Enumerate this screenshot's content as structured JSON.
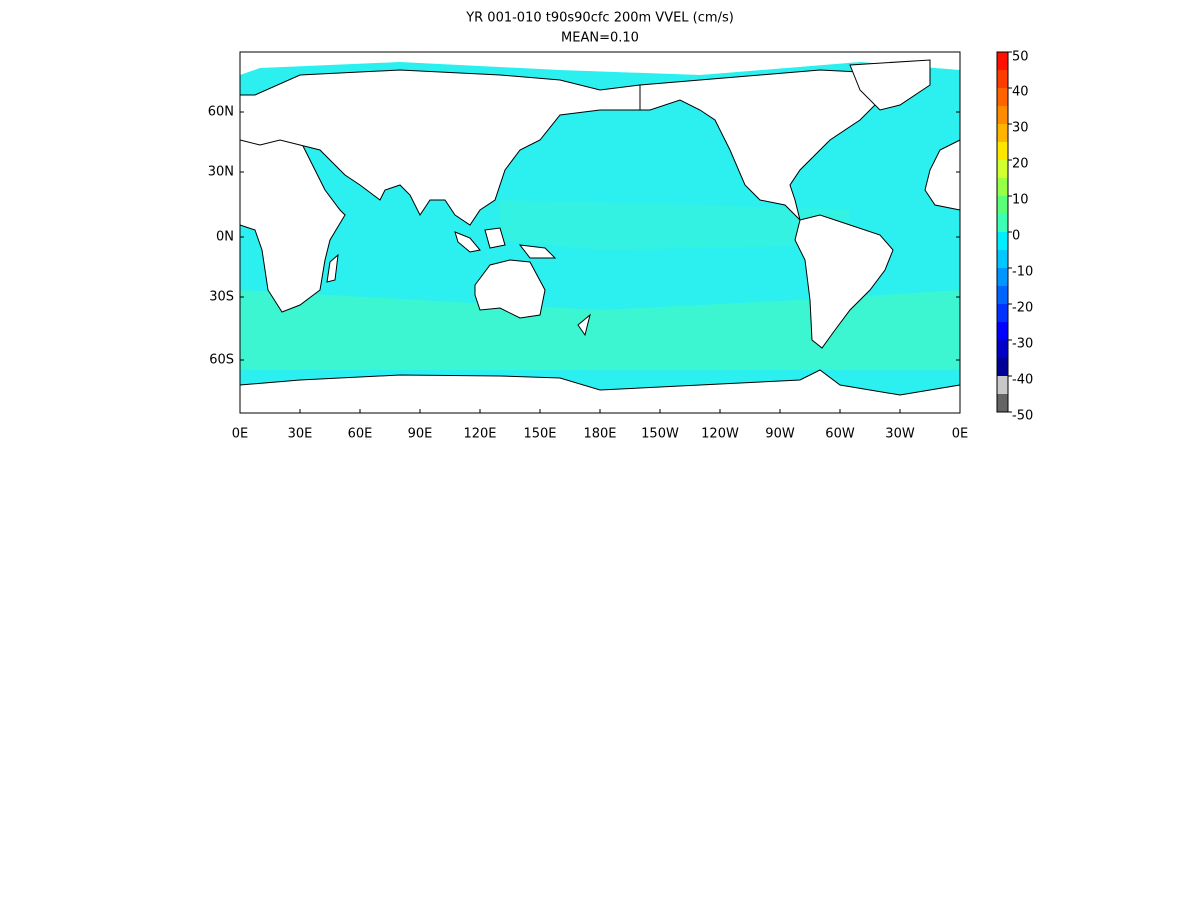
{
  "title": "YR 001-010 t90s90cfc 200m VVEL (cm/s)",
  "subtitle": "MEAN=0.10",
  "x_axis": {
    "ticks": [
      "0E",
      "30E",
      "60E",
      "90E",
      "120E",
      "150E",
      "180E",
      "150W",
      "120W",
      "90W",
      "60W",
      "30W",
      "0E"
    ]
  },
  "y_axis": {
    "ticks": [
      "60N",
      "30N",
      "0N",
      "30S",
      "60S"
    ]
  },
  "colorbar": {
    "ticks": [
      50,
      40,
      30,
      20,
      10,
      0,
      -10,
      -20,
      -30,
      -40,
      -50
    ],
    "colors": [
      "#ff1000",
      "#ff3c00",
      "#ff6400",
      "#ff8c00",
      "#ffb400",
      "#ffe600",
      "#d2ff2d",
      "#96ff46",
      "#5aff78",
      "#3cffb4",
      "#00eeff",
      "#00c8ff",
      "#0096ff",
      "#0064ff",
      "#0032ff",
      "#0000ff",
      "#0000c8",
      "#000096",
      "#c8c8c8",
      "#646464"
    ]
  }
}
____
- [TASK BRIEF]: Output the material word for word, omitting its pictures.

- [WORKED SOLUTION]:
Enumerate this screenshot's content as structured JSON.
{
  "title": "YR 001-010 t90s90cfc 200m VVEL (cm/s)",
  "subtitle": "MEAN=0.10",
  "x_axis": {
    "ticks": [
      "0E",
      "30E",
      "60E",
      "90E",
      "120E",
      "150E",
      "180E",
      "150W",
      "120W",
      "90W",
      "60W",
      "30W",
      "0E"
    ]
  },
  "y_axis": {
    "ticks": [
      "60N",
      "30N",
      "0N",
      "30S",
      "60S"
    ]
  },
  "colorbar": {
    "ticks": [
      50,
      40,
      30,
      20,
      10,
      0,
      -10,
      -20,
      -30,
      -40,
      -50
    ],
    "colors": [
      "#ff1000",
      "#ff3c00",
      "#ff6400",
      "#ff8c00",
      "#ffb400",
      "#ffe600",
      "#d2ff2d",
      "#96ff46",
      "#5aff78",
      "#3cffb4",
      "#00eeff",
      "#00c8ff",
      "#0096ff",
      "#0064ff",
      "#0032ff",
      "#0000ff",
      "#0000c8",
      "#000096",
      "#c8c8c8",
      "#646464"
    ]
  }
}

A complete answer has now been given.